EXTRACTED TEXT:
In the matter of the horizontal (diversity), music educators are likely to agree that we want every member of American culture to have the capacity to share the heterogeneous musical treasures afforded by this perhaps most bounteous of all cultures. Would we be willing to consider people musically literate in our culture if they had no idea of what was going on at, say, a Fourth-of-July band concert? Or had no notion o what was transpiring at a jazz festival? Or were so bewildered by computer-generated music as to have no idea of how to begin to process it? Or had no awareness of musical traditions other than those in the West? We might say that these people are literate, but only about whatever particular music they happen to know how to experience. Are we willing to settle for this as a viable definition of literacy and as a viable expectation for music education outcomes? Most of us are not likely to settle for this definition and would adopt a broader view as to what reasonably constitutes musical literacy in a multimusical culture such as ours.
Multimusical Culture
The term "multimusical culture" describes what actually exists in modern America more accurately than the more common term "multicultural music." The term "multicultural music" glosses over the fact that there exists an identifiable American culture, rooted in Western traditions yet enhanced by all the many world traditions that give the particular flavor and distinctiveness to this nation. We are a culture--a very special culture with identifiable characteristics. We have many musics within our culture-we are a multimusical culture. How, then, do we help our citizens achieve the kind of musical literacy relevant to full membership in our unique culture? Musical literacy in this case means the ability to share the many types of musical experience available in our multimusical culture-the ability to understand them and engage appropriately with them so that we can enjoy and cherish them.
It would be easy to help everyone achieve such literacy if we were a "unimusical" culture (there are very few of those left in the world) or if we were a culture heavily dominated by one particular music (there are somewhat more about those). The unique factor in American culture, and therefore the unique challenge for American music education, is that there are so many musics in our culture that it would be impossible to begin to do justice to all of them even if we were given the time for music instruction that we feel we should have.
Three Musical Needs
We need some principle here, some way to break through the dilemma we face in having to satisfy three equally urgent musical needs. First, we need to honor, preserve, and propagate for everyone in America the musical traditions of the Western world--the culture in which the United States exists and in which it has its historical roots. To minimize or abandon those traditions would be to minimize or abandon our own cultural identification as a nation. We would not dream of suggesting to nations outside the West that they should minimize or deemphasize their historical musical cultures. In fact, we worry terribly, or should worry terribly, that some third-world countries might be doing just that in their attempts to "modernize," which is, in our world, a euphemism for "Westernize." Equally, we should not dream of de-emphasizing our own history and its musical achievements.
But that brings us squarely against the second urgent musical need--to honor and preserve the varieties of musics of the many cultural subgroups in America. The peculiarly American cultural reality is precisely captured by these two musical needs--that we are a culture with a particular identification and also a culture with multitudinous identifications, each aspect requiring our respect, devotion, and loving protection. The uniqueness of the American experience as a whole is its need to keep in balanced tension (a nice oxymoron) a devotion to national unity and also a devotion to subcultural, personal associations. Music must do the same.

BRIEF:
Decide whether each statement agrees with the passage on musical literacy, answering yes or no and quoting the exact words of the passage that settle it. 1. The passage says "multicultural music" describes modern America more accurately than "multimusical culture." 2. The passage names honoring and preserving the musics of America's cultural subgroups as the second urgent musical need. 3. The passage says many unimusical cultures remain in the world. The source data has no connection to the passage on musical literacy.

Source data
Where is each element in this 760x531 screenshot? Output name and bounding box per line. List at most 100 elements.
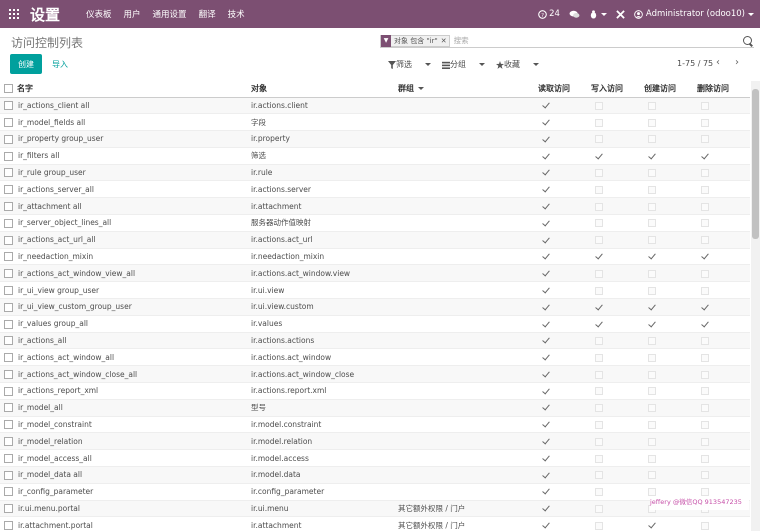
checkbox[interactable] — [4, 235, 13, 245]
menu-item-general-settings[interactable]: 通用设置 — [153, 8, 187, 20]
row-select-cell[interactable] — [0, 432, 17, 451]
row-select-cell[interactable] — [0, 449, 17, 468]
checkbox[interactable] — [4, 84, 13, 94]
checkbox[interactable] — [4, 319, 13, 329]
filters-button[interactable]: 筛选 — [388, 59, 431, 70]
checkbox[interactable] — [4, 168, 13, 178]
table-row[interactable]: ir_actions_report_xml ir.actions.report.x… — [0, 382, 750, 400]
close-debug-button[interactable] — [616, 9, 625, 19]
table-row[interactable]: ir_needaction_mixin ir.needaction_mixin — [0, 248, 750, 266]
table-row[interactable]: ir_actions_act_window_all ir.actions.act_… — [0, 348, 750, 367]
table-row[interactable]: ir_property group_user ir.property — [0, 130, 750, 148]
row-select-cell[interactable] — [0, 365, 17, 384]
table-row[interactable]: ir_actions_all ir.actions.actions — [0, 332, 750, 350]
checkbox[interactable] — [4, 336, 13, 346]
table-row[interactable]: ir_model_relation ir.model.relation — [0, 432, 750, 451]
checkbox[interactable] — [4, 487, 13, 497]
checkbox[interactable] — [4, 369, 13, 379]
column-header-group[interactable]: 群组 — [398, 81, 538, 98]
table-row[interactable]: ir_model_fields all 字段 — [0, 113, 750, 132]
table-row[interactable]: ir_server_object_lines_all 服务器动作值映射 — [0, 214, 750, 232]
checkbox[interactable] — [4, 453, 13, 463]
row-select-cell[interactable] — [0, 332, 17, 350]
menu-item-technical[interactable]: 技术 — [228, 8, 245, 20]
search-icon[interactable] — [743, 36, 752, 45]
checkbox[interactable] — [4, 151, 13, 161]
table-row[interactable]: ir_actions_server_all ir.actions.server — [0, 180, 750, 199]
checkbox[interactable] — [4, 302, 13, 312]
row-select-cell[interactable] — [0, 416, 17, 434]
column-header-write[interactable]: 写入访问 — [591, 81, 644, 98]
pager-previous-button[interactable]: ‹ — [716, 58, 724, 68]
column-header-delete[interactable]: 删除访问 — [697, 81, 750, 98]
row-select-cell[interactable] — [0, 483, 17, 501]
table-row[interactable]: ir_actions_act_window_close_all ir.action… — [0, 365, 750, 384]
select-all-checkbox[interactable] — [0, 81, 17, 98]
row-select-cell[interactable] — [0, 214, 17, 232]
favorites-button[interactable]: 收藏 — [496, 59, 539, 70]
table-row[interactable]: ir_values group_all ir.values — [0, 315, 750, 333]
checkbox[interactable] — [4, 134, 13, 144]
row-select-cell[interactable] — [0, 264, 17, 283]
table-row[interactable]: ir_actions_act_url_all ir.actions.act_url — [0, 231, 750, 249]
checkbox[interactable] — [4, 101, 13, 111]
row-select-cell[interactable] — [0, 130, 17, 148]
menu-item-users[interactable]: 用户 — [124, 8, 141, 20]
checkbox[interactable] — [4, 521, 13, 531]
row-select-cell[interactable] — [0, 248, 17, 266]
row-select-cell[interactable] — [0, 147, 17, 165]
pager-value[interactable]: 1-75 / 75 — [677, 59, 713, 68]
menu-item-translations[interactable]: 翻译 — [199, 8, 216, 20]
scrollbar[interactable] — [751, 81, 760, 531]
checkbox[interactable] — [4, 218, 13, 228]
table-row[interactable]: ir_config_parameter ir.config_parameter — [0, 483, 750, 501]
row-select-cell[interactable] — [0, 231, 17, 249]
debug-button[interactable] — [589, 9, 607, 19]
table-row[interactable]: ir_model_access_all ir.model.access — [0, 449, 750, 468]
column-header-model[interactable]: 对象 — [251, 81, 398, 98]
search-box[interactable]: ▼ 对象 包含 "ir" ✕ 搜索 — [380, 34, 754, 48]
row-select-cell[interactable] — [0, 382, 17, 400]
column-header-name[interactable]: 名字 — [17, 81, 251, 98]
table-row[interactable]: ir_model_constraint ir.model.constraint — [0, 416, 750, 434]
activity-button[interactable]: ? 24 — [538, 9, 560, 19]
checkbox[interactable] — [4, 504, 13, 514]
row-select-cell[interactable] — [0, 164, 17, 182]
row-select-cell[interactable] — [0, 500, 17, 518]
menu-item-dashboard[interactable]: 仪表板 — [86, 8, 112, 20]
checkbox[interactable] — [4, 420, 13, 430]
row-select-cell[interactable] — [0, 180, 17, 199]
messages-button[interactable] — [569, 10, 580, 19]
row-select-cell[interactable] — [0, 97, 17, 115]
table-row[interactable]: ir_rule group_user ir.rule — [0, 164, 750, 182]
checkbox[interactable] — [4, 386, 13, 396]
pager-next-button[interactable]: › — [735, 58, 743, 68]
column-header-read[interactable]: 读取访问 — [538, 81, 591, 98]
checkbox[interactable] — [4, 285, 13, 295]
row-select-cell[interactable] — [0, 315, 17, 333]
checkbox[interactable] — [4, 470, 13, 480]
row-select-cell[interactable] — [0, 113, 17, 132]
checkbox[interactable] — [4, 201, 13, 211]
group-by-button[interactable]: 分组 — [442, 59, 485, 70]
table-row[interactable]: ir_actions_client all ir.actions.client — [0, 97, 750, 115]
table-row[interactable]: ir_attachment all ir.attachment — [0, 197, 750, 216]
facet-remove-icon[interactable]: ✕ — [441, 37, 449, 45]
table-row[interactable]: ir_ui_view group_user ir.ui.view — [0, 281, 750, 300]
table-row[interactable]: ir_filters all 筛选 — [0, 147, 750, 165]
row-select-cell[interactable] — [0, 348, 17, 367]
row-select-cell[interactable] — [0, 281, 17, 300]
checkbox[interactable] — [4, 252, 13, 262]
column-header-create[interactable]: 创建访问 — [644, 81, 697, 98]
checkbox[interactable] — [4, 185, 13, 195]
table-row[interactable]: ir_ui_view_custom_group_user ir.ui.view.c… — [0, 298, 750, 316]
row-select-cell[interactable] — [0, 399, 17, 417]
table-row[interactable]: ir.attachment.portal ir.attachment 其它额外权限 … — [0, 516, 750, 531]
table-row[interactable]: ir.ui.menu.portal ir.ui.menu 其它额外权限 / 门户 — [0, 500, 750, 518]
create-button[interactable]: 创建 — [10, 54, 42, 74]
row-select-cell[interactable] — [0, 197, 17, 216]
row-select-cell[interactable] — [0, 298, 17, 316]
table-row[interactable]: ir_model_all 型号 — [0, 399, 750, 417]
apps-grid-icon[interactable] — [9, 9, 19, 19]
user-menu[interactable]: Administrator (odoo10) — [634, 9, 754, 19]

ANSWER TO THE PROBLEM:
1. No: "The term "multimusical culture" describes what actually exists in modern America more accurately than the more common term "multicultural music.""
2. Yes: "the second urgent musical need--to honor and preserve the varieties of musics of the many cultural subgroups in America"
3. No: "there are very few of those left in the world"